◆ The tasks:
(a) In the passage on perovskite formation energies, how many compounds in the dataset have formation energies available?
(b) List every model version whose prediction accuracy the passage on perovskite formation energies compares.
(c) Extend the passage on perovskite formation energies beyond its final sentence.

◆ Quoted passage:
━━━

5.3 Formation energies of AB $\text{O}_{\text{3}}$ perovskites

We now consider a dataset of DFT computed formation energies of AB $\mathrm{O}_{3}$ perovskites [12]. These compounds are widely used for thermochemical water spitting applications. In these compounds, O is the oxygen atom, while A and B are variables that represent the cations that may occupy these two sites of the compound. There are 73 elements from the periodic table that can occupy either of these sites. The dataset contains a total of 5276 compounds for which formation energies are available. To test the approach, we randomly select 1000 observations as training data, and the remainder of the 5276 compounds are used as test data. We repeated this procedure for 25 replicates, where on each replicate we choose different random subsets to serve as training and test data. In each of the 25 different training sets, there were no levels with missing observations. For this application, fully Bayesian inference with all $N$ = 1000 observations was too prohibitively expensive to run across multiple replicates. Instead, we compare the MAP version of the LVGP model with all $N$ = 1000 observations (which we refer to as the exact MAP) versus both MAP and fully Bayesian versions of the two sparse LVGP approximations discussed in Section 4. For each sparse approximation, we set the number of inducing points to 50.

The RRMSE results are shown in Figure 15a. The first panel corresponds to the exact MAP LVGP, the second to the FITC approximation (MAP and fully Bayesian), and the third to the VFE approximation (MAP and fully Bayesian). Comparing the MAP versions, we can see that the sparse models have much better prediction accuracies than the exact MAP LVGP model, which may seem surprising. However, the optimization of the exact MAP LVGP model suffers from stability issues arising from computing the Cholesky decomposition of a much larger (covariance) matrix than that for the sparse LVGP models, which explains its poorer performance. The VFE model has slightly better prediction accuracy than the FITC model. For both models, there are significant improvements in prediction accuracy with fully Bayesian inference versus MAP.

━━━

◆ Records:
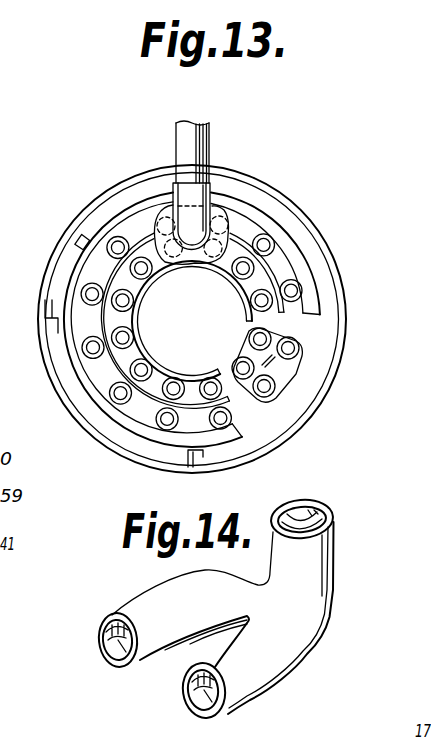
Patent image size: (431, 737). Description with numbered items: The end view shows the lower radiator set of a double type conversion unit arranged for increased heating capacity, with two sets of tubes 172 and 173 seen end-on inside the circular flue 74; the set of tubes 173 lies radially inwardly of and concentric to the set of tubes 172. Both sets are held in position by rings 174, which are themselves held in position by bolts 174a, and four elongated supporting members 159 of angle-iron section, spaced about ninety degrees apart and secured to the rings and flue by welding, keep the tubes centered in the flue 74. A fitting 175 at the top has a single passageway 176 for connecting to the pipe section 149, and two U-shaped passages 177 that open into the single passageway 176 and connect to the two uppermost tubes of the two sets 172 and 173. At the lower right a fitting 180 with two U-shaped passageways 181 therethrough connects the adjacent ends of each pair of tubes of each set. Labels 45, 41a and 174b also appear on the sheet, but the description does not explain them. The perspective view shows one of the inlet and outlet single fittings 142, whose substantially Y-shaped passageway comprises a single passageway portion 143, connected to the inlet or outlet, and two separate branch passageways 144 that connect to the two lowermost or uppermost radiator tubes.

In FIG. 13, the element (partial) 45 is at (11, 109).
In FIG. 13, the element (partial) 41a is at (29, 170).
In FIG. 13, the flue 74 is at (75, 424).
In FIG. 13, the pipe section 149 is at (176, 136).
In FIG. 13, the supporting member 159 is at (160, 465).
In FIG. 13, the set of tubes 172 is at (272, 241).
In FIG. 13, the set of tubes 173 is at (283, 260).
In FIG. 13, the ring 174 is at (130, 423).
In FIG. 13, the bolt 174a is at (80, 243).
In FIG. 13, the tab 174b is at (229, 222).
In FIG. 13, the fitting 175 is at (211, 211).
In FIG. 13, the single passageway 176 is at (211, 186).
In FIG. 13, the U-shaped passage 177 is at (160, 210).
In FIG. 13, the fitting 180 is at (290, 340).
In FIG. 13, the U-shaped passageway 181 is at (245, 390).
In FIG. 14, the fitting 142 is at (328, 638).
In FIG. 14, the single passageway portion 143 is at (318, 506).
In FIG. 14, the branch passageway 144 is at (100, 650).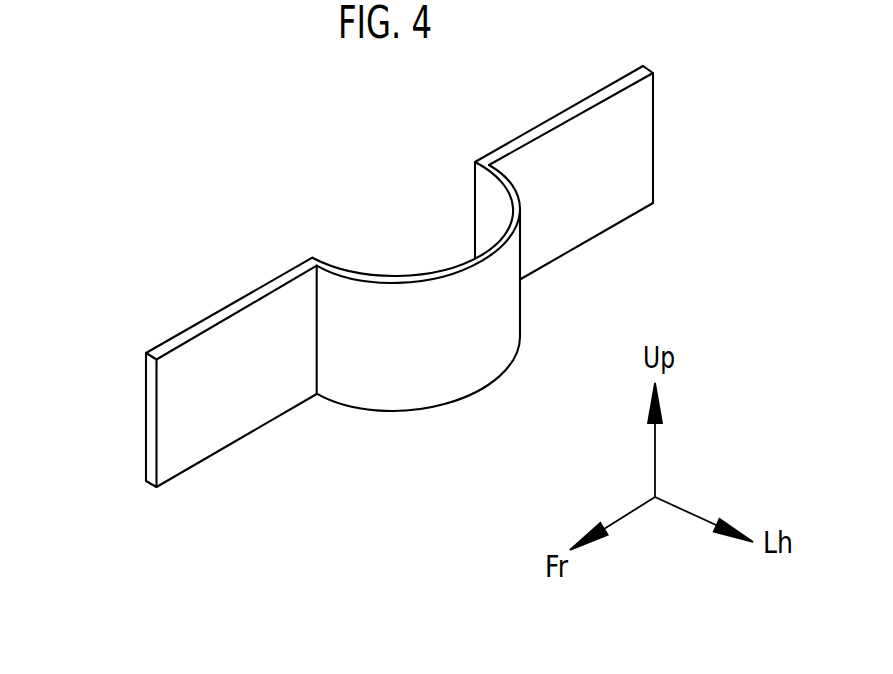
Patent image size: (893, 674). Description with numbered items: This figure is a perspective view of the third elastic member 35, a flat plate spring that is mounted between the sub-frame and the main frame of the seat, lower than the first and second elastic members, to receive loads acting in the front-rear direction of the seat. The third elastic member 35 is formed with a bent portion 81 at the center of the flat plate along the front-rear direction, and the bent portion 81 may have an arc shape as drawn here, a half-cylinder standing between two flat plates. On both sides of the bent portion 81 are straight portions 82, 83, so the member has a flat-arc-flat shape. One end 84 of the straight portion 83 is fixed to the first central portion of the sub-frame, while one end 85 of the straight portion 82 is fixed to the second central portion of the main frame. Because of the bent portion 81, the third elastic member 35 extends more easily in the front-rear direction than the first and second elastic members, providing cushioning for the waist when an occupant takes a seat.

━━━

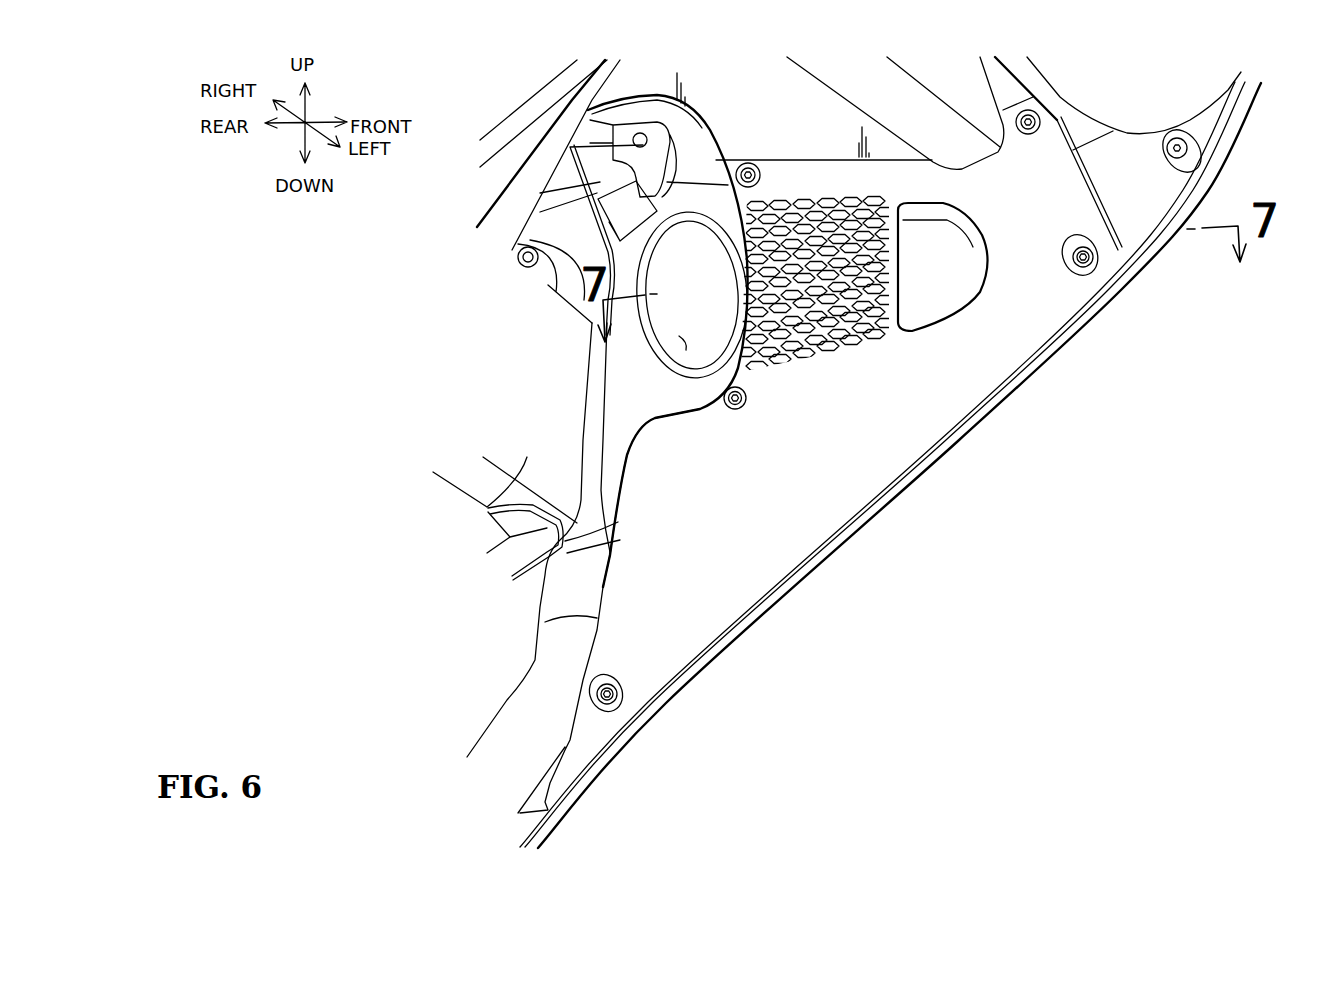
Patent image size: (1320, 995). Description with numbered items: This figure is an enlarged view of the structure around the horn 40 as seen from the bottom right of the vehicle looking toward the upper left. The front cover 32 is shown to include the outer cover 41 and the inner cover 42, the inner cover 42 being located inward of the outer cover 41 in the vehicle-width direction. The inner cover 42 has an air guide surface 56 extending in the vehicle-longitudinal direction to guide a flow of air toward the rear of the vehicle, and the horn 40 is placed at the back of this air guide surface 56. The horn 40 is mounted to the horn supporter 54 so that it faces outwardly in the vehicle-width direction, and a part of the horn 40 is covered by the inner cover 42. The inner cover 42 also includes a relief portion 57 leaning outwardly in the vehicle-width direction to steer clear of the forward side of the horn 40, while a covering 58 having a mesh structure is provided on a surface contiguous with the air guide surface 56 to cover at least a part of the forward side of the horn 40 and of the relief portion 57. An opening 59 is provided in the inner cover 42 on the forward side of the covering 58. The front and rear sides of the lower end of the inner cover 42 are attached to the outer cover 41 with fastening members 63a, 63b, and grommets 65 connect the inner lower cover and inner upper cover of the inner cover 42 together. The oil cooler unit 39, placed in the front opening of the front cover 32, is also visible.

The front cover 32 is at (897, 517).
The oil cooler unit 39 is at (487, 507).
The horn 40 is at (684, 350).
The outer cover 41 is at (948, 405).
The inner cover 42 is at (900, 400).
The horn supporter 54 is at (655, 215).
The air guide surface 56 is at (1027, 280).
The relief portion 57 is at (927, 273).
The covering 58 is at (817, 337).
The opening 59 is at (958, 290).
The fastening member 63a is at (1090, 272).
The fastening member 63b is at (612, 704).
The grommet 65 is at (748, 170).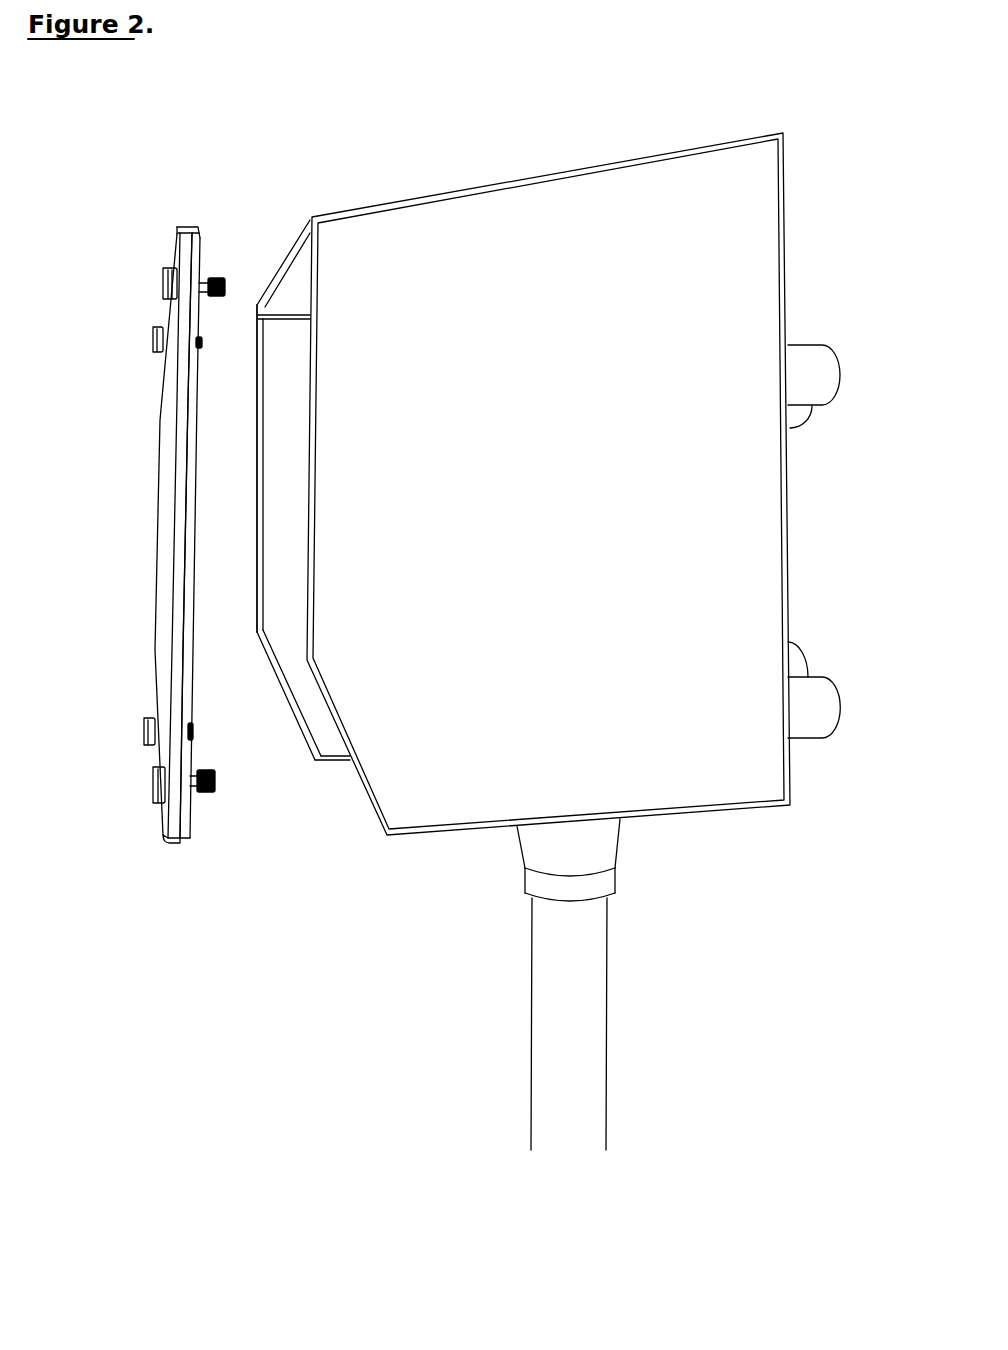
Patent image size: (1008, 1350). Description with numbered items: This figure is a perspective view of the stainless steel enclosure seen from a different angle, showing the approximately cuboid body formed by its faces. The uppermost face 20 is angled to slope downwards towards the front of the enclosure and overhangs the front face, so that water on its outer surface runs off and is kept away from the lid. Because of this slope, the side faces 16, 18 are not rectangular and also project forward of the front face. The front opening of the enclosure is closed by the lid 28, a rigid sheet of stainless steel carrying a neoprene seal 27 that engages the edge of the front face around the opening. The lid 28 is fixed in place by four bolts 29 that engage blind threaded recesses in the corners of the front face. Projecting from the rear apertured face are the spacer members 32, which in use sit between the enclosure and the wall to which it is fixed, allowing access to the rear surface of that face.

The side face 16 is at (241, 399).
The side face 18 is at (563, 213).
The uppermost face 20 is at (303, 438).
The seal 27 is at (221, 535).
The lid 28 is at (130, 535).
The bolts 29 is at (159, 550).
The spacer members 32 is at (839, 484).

━━━

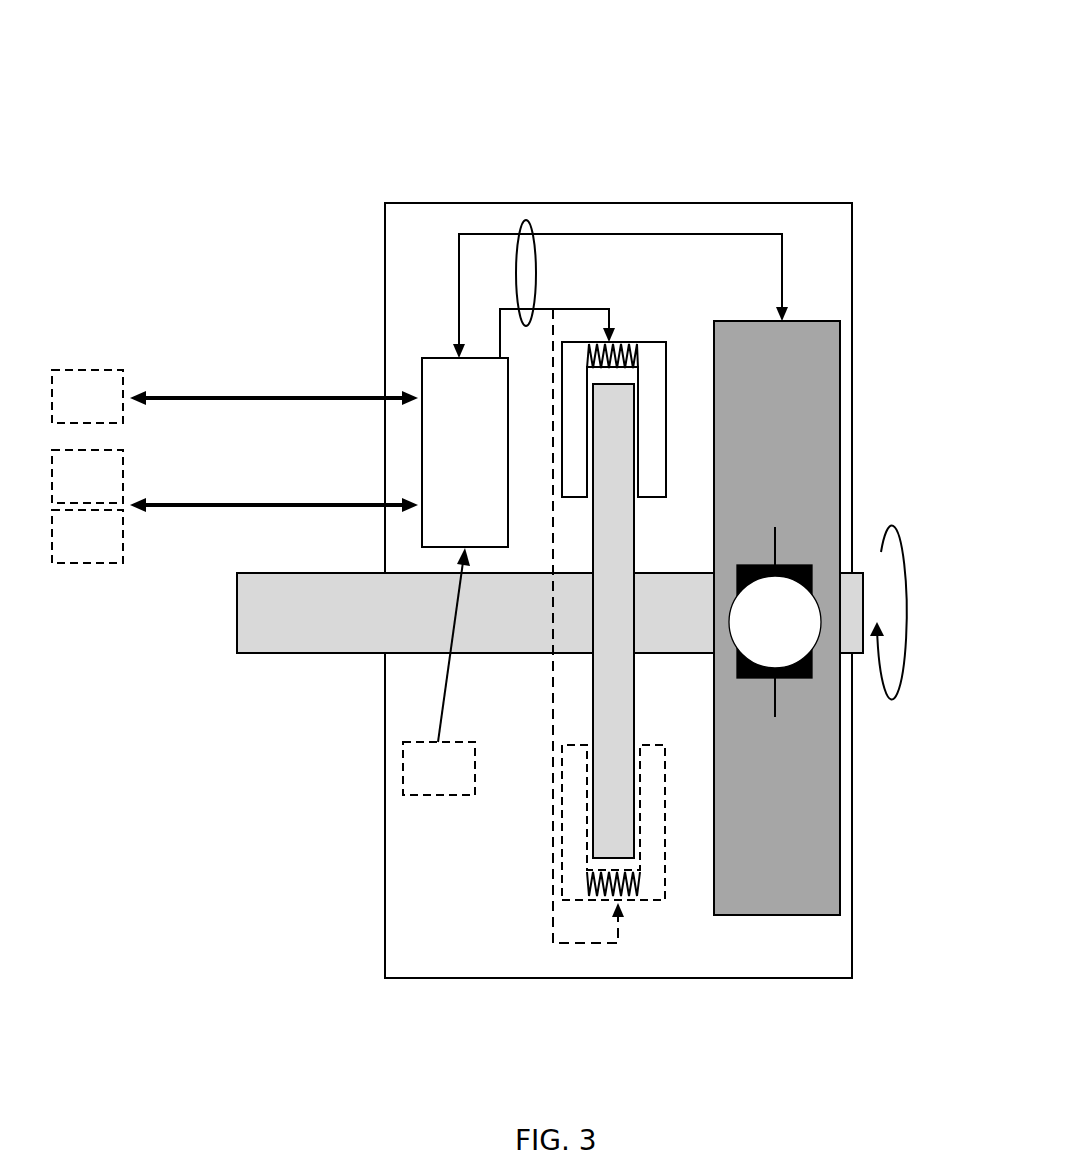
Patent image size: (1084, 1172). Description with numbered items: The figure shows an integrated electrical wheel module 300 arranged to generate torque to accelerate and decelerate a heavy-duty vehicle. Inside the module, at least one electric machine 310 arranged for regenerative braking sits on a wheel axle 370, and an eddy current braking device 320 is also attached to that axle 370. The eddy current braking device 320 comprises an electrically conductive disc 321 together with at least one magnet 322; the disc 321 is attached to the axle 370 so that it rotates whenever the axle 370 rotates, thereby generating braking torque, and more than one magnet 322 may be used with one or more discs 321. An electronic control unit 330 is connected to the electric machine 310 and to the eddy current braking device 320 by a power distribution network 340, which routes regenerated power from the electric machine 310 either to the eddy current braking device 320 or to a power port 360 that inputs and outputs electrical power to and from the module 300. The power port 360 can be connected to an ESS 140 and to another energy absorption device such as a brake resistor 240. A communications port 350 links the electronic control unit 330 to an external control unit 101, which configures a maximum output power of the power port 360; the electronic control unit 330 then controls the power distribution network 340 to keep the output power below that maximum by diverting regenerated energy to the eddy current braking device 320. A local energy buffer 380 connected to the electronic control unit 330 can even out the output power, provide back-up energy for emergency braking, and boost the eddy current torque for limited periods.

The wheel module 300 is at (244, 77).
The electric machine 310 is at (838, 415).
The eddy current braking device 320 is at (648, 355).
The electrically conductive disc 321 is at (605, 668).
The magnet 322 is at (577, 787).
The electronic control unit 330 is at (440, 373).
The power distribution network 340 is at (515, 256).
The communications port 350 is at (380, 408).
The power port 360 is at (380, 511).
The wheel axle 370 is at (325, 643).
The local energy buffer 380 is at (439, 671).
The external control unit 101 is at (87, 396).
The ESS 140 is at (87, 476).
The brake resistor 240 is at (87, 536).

━━━

◆ Results:
(a) 5276 compounds.

(b)
- Exact MAP LVGP
- FITC approximation, MAP
- FITC approximation, fully Bayesian
- VFE approximation, MAP
- VFE approximation, fully Bayesian

(c)
The MIS results are shown in Figure 15b. Comparing the MAP versions, the VFE model has worse UQ than the exact LVGP model. However, the FITC model has much better UQ than the exact LVGP model. With fully Bayesian inference, there are large improvements in the quality of UQ for both the sparse models. The relative improvement in UQ for the VFE model with the fully Bayesian inference is much larger than that for the FITC models. This can be explained by their respective coverage probabilities, which are shown in Figure 15c. The coverage probability of the MAP FITC model is much larger than the of the MAP VFE model.

These results show that fully Bayesian inference for the LVs and the other hyperparameters results in improved performance even for larger training sets. However, these improvements come with a large increase in computation time. As shown in Figure 15d, the training time for fully Bayesian inference (which include the training time for obtaining the MAP estimates for the inducing points) is about an order of magnitude larger than that for obtaining the corresponding MAP estimates.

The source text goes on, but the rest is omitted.